__TASK DESCRIPTION__: Repeat the entire listing exactly as written.

══ PROVIDED INFORMATION

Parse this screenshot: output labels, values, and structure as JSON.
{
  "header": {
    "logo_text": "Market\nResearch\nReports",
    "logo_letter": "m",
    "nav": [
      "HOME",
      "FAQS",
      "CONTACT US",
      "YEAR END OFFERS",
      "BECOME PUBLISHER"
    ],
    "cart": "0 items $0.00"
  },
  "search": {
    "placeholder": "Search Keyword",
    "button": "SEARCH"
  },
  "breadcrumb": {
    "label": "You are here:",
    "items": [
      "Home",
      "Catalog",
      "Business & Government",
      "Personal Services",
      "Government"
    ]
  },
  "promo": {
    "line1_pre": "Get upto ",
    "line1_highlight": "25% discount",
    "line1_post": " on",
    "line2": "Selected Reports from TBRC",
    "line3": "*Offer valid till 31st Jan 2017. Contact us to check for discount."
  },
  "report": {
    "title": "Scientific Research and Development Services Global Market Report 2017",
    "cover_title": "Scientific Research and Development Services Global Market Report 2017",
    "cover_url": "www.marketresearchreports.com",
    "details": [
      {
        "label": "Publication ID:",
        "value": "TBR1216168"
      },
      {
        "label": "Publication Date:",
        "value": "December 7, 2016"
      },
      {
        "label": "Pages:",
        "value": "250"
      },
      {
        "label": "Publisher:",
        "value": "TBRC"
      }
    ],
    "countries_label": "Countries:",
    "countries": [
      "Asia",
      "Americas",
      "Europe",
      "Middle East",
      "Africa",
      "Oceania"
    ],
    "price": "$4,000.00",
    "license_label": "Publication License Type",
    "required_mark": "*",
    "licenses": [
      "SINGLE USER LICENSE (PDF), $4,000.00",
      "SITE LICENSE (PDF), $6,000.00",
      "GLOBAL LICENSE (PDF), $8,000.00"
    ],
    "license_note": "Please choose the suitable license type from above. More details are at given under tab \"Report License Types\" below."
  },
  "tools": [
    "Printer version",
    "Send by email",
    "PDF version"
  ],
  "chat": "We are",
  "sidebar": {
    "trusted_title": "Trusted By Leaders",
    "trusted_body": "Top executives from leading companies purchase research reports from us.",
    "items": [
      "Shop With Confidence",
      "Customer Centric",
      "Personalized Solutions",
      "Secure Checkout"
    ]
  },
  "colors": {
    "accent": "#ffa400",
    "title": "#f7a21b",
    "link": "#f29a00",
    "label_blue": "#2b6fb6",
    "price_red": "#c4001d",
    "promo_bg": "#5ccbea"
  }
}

════

__REPLY TO THE TASK__:
Parse this screenshot: output labels, values, and structure as JSON.
{
  "header": {
    "logo_text": "Market\nResearch\nReports",
    "logo_letter": "m",
    "nav": [
      "HOME",
      "FAQS",
      "CONTACT US",
      "YEAR END OFFERS",
      "BECOME PUBLISHER"
    ],
    "cart": "0 items $0.00"
  },
  "search": {
    "placeholder": "Search Keyword",
    "button": "SEARCH"
  },
  "breadcrumb": {
    "label": "You are here:",
    "items": [
      "Home",
      "Catalog",
      "Business & Government",
      "Personal Services",
      "Government"
    ]
  },
  "promo": {
    "line1_pre": "Get upto ",
    "line1_highlight": "25% discount",
    "line1_post": " on",
    "line2": "Selected Reports from TBRC",
    "line3": "*Offer valid till 31st Jan 2017. Contact us to check for discount."
  },
  "report": {
    "title": "Scientific Research and Development Services Global Market Report 2017",
    "cover_title": "Scientific Research and Development Services Global Market Report 2017",
    "cover_url": "www.marketresearchreports.com",
    "details": [
      {
        "label": "Publication ID:",
        "value": "TBR1216168"
      },
      {
        "label": "Publication Date:",
        "value": "December 7, 2016"
      },
      {
        "label": "Pages:",
        "value": "250"
      },
      {
        "label": "Publisher:",
        "value": "TBRC"
      }
    ],
    "countries_label": "Countries:",
    "countries": [
      "Asia",
      "Americas",
      "Europe",
      "Middle East",
      "Africa",
      "Oceania"
    ],
    "price": "$4,000.00",
    "license_label": "Publication License Type",
    "required_mark": "*",
    "licenses": [
      "SINGLE USER LICENSE (PDF), $4,000.00",
      "SITE LICENSE (PDF), $6,000.00",
      "GLOBAL LICENSE (PDF), $8,000.00"
    ],
    "license_note": "Please choose the suitable license type from above. More details are at given under tab \"Report License Types\" below."
  },
  "tools": [
    "Printer version",
    "Send by email",
    "PDF version"
  ],
  "chat": "We are",
  "sidebar": {
    "trusted_title": "Trusted By Leaders",
    "trusted_body": "Top executives from leading companies purchase research reports from us.",
    "items": [
      "Shop With Confidence",
      "Customer Centric",
      "Personalized Solutions",
      "Secure Checkout"
    ]
  },
  "colors": {
    "accent": "#ffa400",
    "title": "#f7a21b",
    "link": "#f29a00",
    "label_blue": "#2b6fb6",
    "price_red": "#c4001d",
    "promo_bg": "#5ccbea"
  }
}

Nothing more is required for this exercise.